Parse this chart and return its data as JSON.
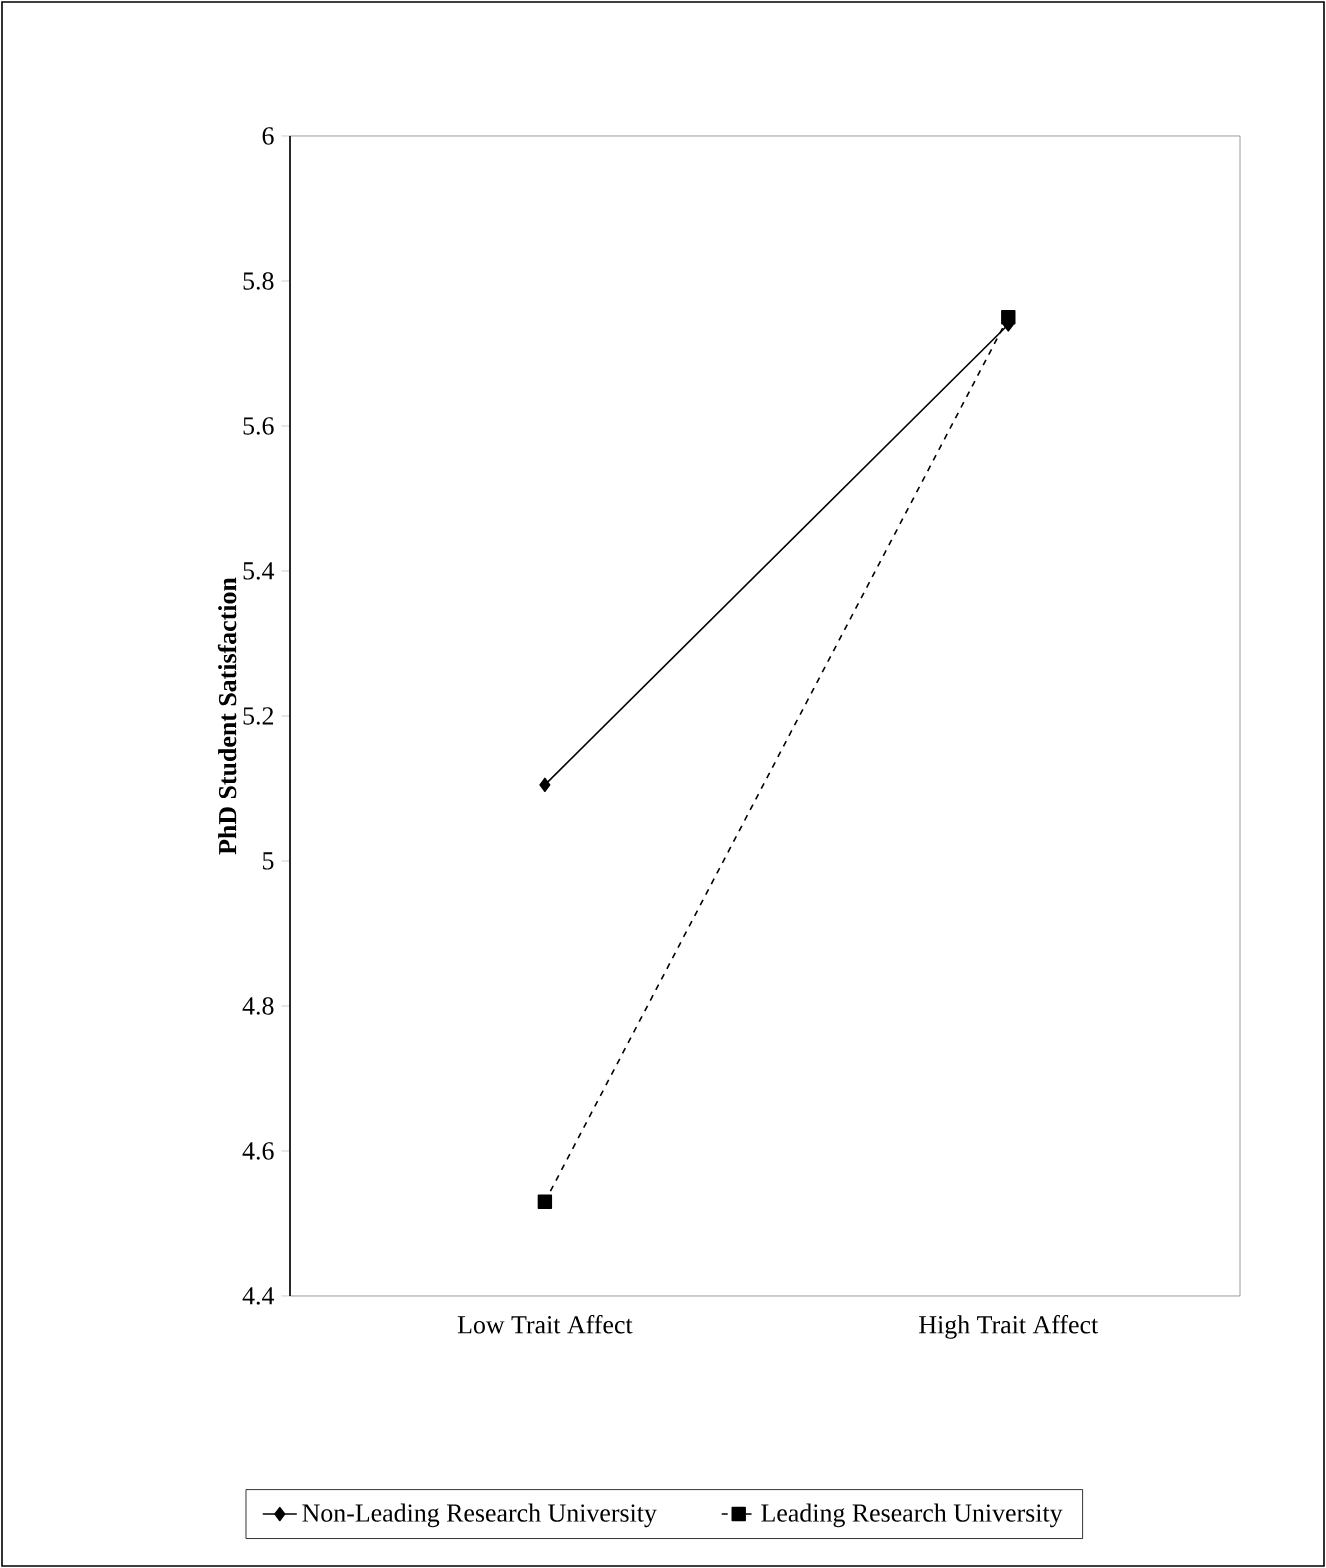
{
  "chart_data": {
    "type": "line",
    "ylabel": "PhD Student Satisfaction",
    "categories": [
      "Low Trait Affect",
      "High Trait Affect"
    ],
    "series": [
      {
        "name": "Non-Leading Research University",
        "color": "#000000",
        "values": [
          5.105,
          5.74
        ],
        "marker": "diamond",
        "line_style": "solid"
      },
      {
        "name": "Leading Research University",
        "color": "#000000",
        "values": [
          4.53,
          5.75
        ],
        "marker": "square",
        "line_style": "dashed"
      }
    ],
    "ylim": [
      4.4,
      6
    ],
    "yticks": [
      4.4,
      4.6,
      4.8,
      5,
      5.2,
      5.4,
      5.6,
      5.8,
      6
    ],
    "legend": "bottom"
  }
}
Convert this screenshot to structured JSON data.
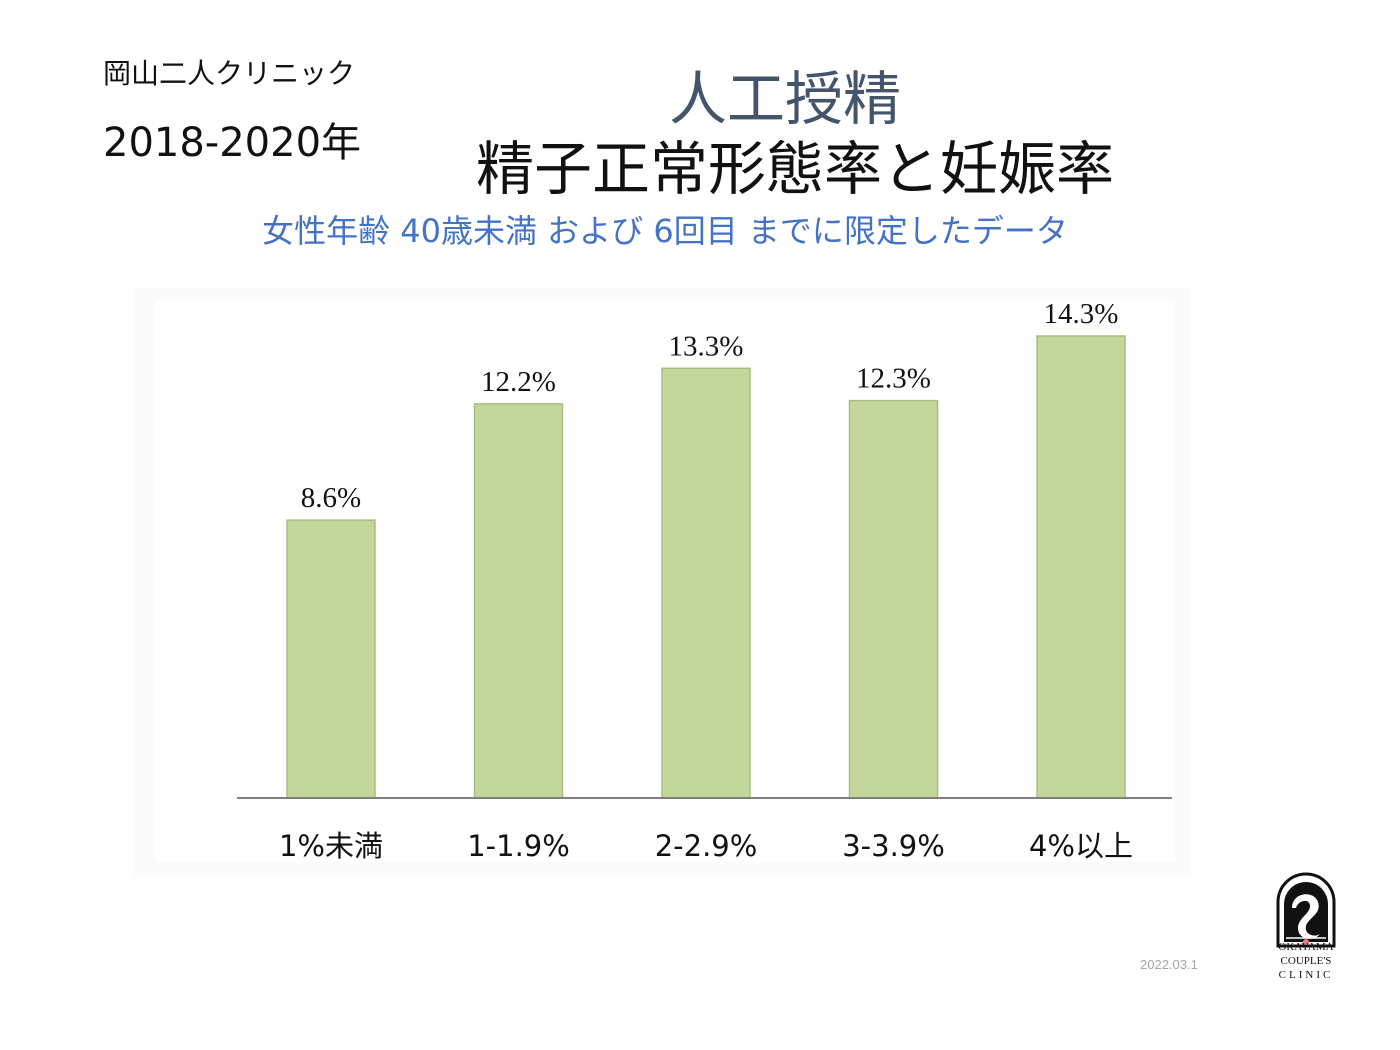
{
  "header": {
    "clinic_name": "岡山二人クリニック",
    "period": "2018-2020年",
    "title_line1": "人工授精",
    "title_line2": "精子正常形態率と妊娠率",
    "subtitle": "女性年齢 40歳未満 および 6回目 までに限定したデータ"
  },
  "chart_data": {
    "type": "bar",
    "categories": [
      "1%未満",
      "1-1.9%",
      "2-2.9%",
      "3-3.9%",
      "4%以上"
    ],
    "values": [
      8.6,
      12.2,
      13.3,
      12.3,
      14.3
    ],
    "value_labels": [
      "8.6%",
      "12.2%",
      "13.3%",
      "12.3%",
      "14.3%"
    ],
    "bar_color": "#c4d79b",
    "bar_border": "#a9bd82",
    "axis_color": "#7f7f7f",
    "ylim": [
      0,
      14.3
    ],
    "grid": false,
    "legend": "none",
    "title": "",
    "xlabel": "",
    "ylabel": ""
  },
  "footer": {
    "date": "2022.03.1",
    "logo_line1": "OKAYAMA",
    "logo_line2": "COUPLE'S",
    "logo_line3": "CLINIC"
  }
}
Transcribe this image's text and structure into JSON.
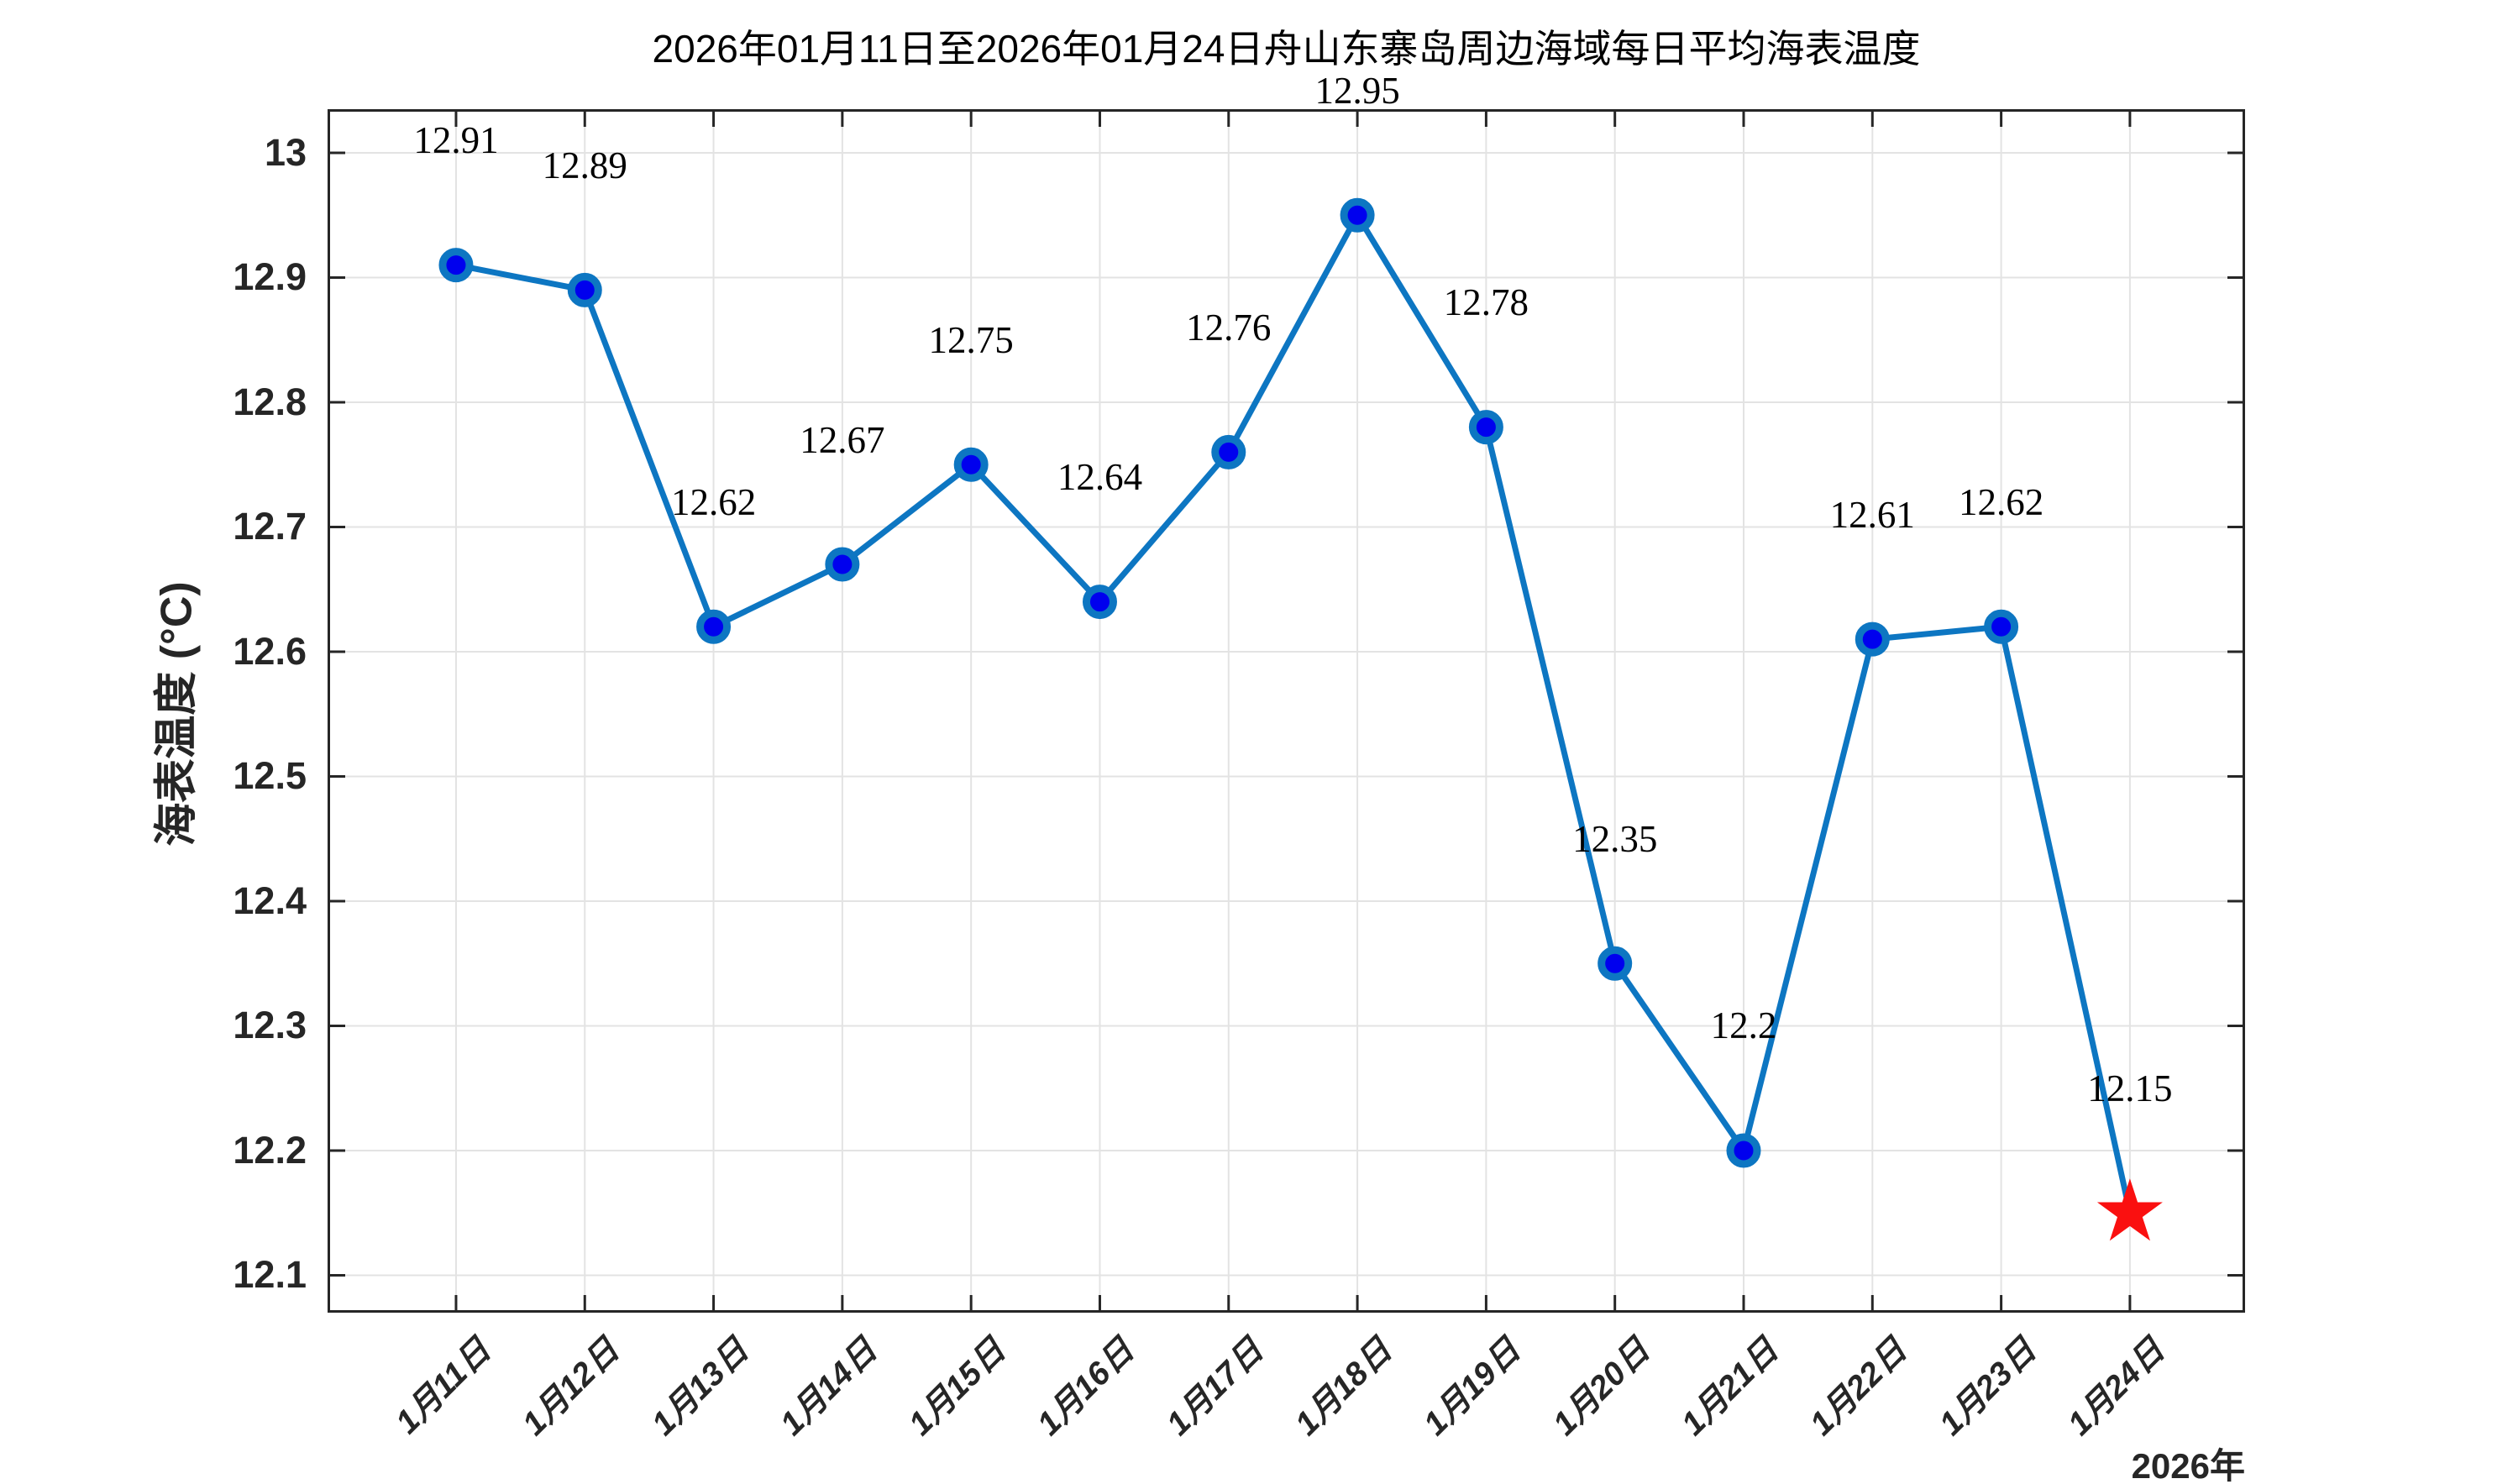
{
  "chart_data": {
    "type": "line",
    "title": "2026年01月11日至2026年01月24日舟山东寨岛周边海域每日平均海表温度",
    "ylabel": "海表温度 (°C)",
    "x_axis_year_label": "2026年",
    "categories": [
      "1月11日",
      "1月12日",
      "1月13日",
      "1月14日",
      "1月15日",
      "1月16日",
      "1月17日",
      "1月18日",
      "1月19日",
      "1月20日",
      "1月21日",
      "1月22日",
      "1月23日",
      "1月24日"
    ],
    "values": [
      12.91,
      12.89,
      12.62,
      12.67,
      12.75,
      12.64,
      12.76,
      12.95,
      12.78,
      12.35,
      12.2,
      12.61,
      12.62,
      12.15
    ],
    "point_labels": [
      "12.91",
      "12.89",
      "12.62",
      "12.67",
      "12.75",
      "12.64",
      "12.76",
      "12.95",
      "12.78",
      "12.35",
      "12.2",
      "12.61",
      "12.62",
      "12.15"
    ],
    "y_ticks": [
      "13",
      "12.9",
      "12.8",
      "12.7",
      "12.6",
      "12.5",
      "12.4",
      "12.3",
      "12.2",
      "12.1"
    ],
    "ylim": [
      12.07,
      13.035
    ],
    "grid": true,
    "legend": null,
    "series_name": "每日平均海表温度",
    "last_point_marker": "star",
    "marker": "circle",
    "colors": {
      "line": "#0D76C2",
      "marker_fill": "#0000EE",
      "marker_edge": "#0D76C2",
      "star": "#FA1010",
      "grid": "#E3E3E3",
      "axis": "#262626",
      "text": "#262626",
      "label_text": "#000000"
    }
  }
}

• Objective: Output an exact copy of the material, with the pictures removed.

• Response:
Parse this chart and return its data as JSON.
{
  "chart_data": {
    "type": "line",
    "ylabel": "PhD Student Satisfaction",
    "categories": [
      "Low Trait Affect",
      "High Trait Affect"
    ],
    "series": [
      {
        "name": "Non-Leading Research University",
        "color": "#000000",
        "values": [
          5.105,
          5.74
        ],
        "marker": "diamond",
        "line_style": "solid"
      },
      {
        "name": "Leading Research University",
        "color": "#000000",
        "values": [
          4.53,
          5.75
        ],
        "marker": "square",
        "line_style": "dashed"
      }
    ],
    "ylim": [
      4.4,
      6
    ],
    "yticks": [
      4.4,
      4.6,
      4.8,
      5,
      5.2,
      5.4,
      5.6,
      5.8,
      6
    ],
    "legend": "bottom"
  }
}
Convert this screenshot to structured JSON data.
{
  "header": {
    "clinic_name": "岡山二人クリニック",
    "period": "2018-2020年",
    "title_line1": "人工授精",
    "title_line2": "精子正常形態率と妊娠率",
    "subtitle": "女性年齢 40歳未満 および 6回目 までに限定したデータ"
  },
  "chart_data": {
    "type": "bar",
    "categories": [
      "1%未満",
      "1-1.9%",
      "2-2.9%",
      "3-3.9%",
      "4%以上"
    ],
    "values": [
      8.6,
      12.2,
      13.3,
      12.3,
      14.3
    ],
    "value_labels": [
      "8.6%",
      "12.2%",
      "13.3%",
      "12.3%",
      "14.3%"
    ],
    "bar_color": "#c4d79b",
    "bar_border": "#a9bd82",
    "axis_color": "#7f7f7f",
    "ylim": [
      0,
      14.3
    ],
    "grid": false,
    "legend": "none",
    "title": "",
    "xlabel": "",
    "ylabel": ""
  },
  "footer": {
    "date": "2022.03.1",
    "logo_line1": "OKAYAMA",
    "logo_line2": "COUPLE'S",
    "logo_line3": "CLINIC"
  }
}
Transcribe this image's text and structure into JSON.
{
  "chart_data": {
    "type": "line",
    "title": "2026年01月11日至2026年01月24日舟山东寨岛周边海域每日平均海表温度",
    "ylabel": "海表温度 (°C)",
    "x_axis_year_label": "2026年",
    "categories": [
      "1月11日",
      "1月12日",
      "1月13日",
      "1月14日",
      "1月15日",
      "1月16日",
      "1月17日",
      "1月18日",
      "1月19日",
      "1月20日",
      "1月21日",
      "1月22日",
      "1月23日",
      "1月24日"
    ],
    "values": [
      12.91,
      12.89,
      12.62,
      12.67,
      12.75,
      12.64,
      12.76,
      12.95,
      12.78,
      12.35,
      12.2,
      12.61,
      12.62,
      12.15
    ],
    "point_labels": [
      "12.91",
      "12.89",
      "12.62",
      "12.67",
      "12.75",
      "12.64",
      "12.76",
      "12.95",
      "12.78",
      "12.35",
      "12.2",
      "12.61",
      "12.62",
      "12.15"
    ],
    "y_ticks": [
      "13",
      "12.9",
      "12.8",
      "12.7",
      "12.6",
      "12.5",
      "12.4",
      "12.3",
      "12.2",
      "12.1"
    ],
    "ylim": [
      12.07,
      13.035
    ],
    "grid": true,
    "legend": null,
    "series_name": "每日平均海表温度",
    "last_point_marker": "star",
    "marker": "circle",
    "colors": {
      "line": "#0D76C2",
      "marker_fill": "#0000EE",
      "marker_edge": "#0D76C2",
      "star": "#FA1010",
      "grid": "#E3E3E3",
      "axis": "#262626",
      "text": "#262626",
      "label_text": "#000000"
    }
  }
}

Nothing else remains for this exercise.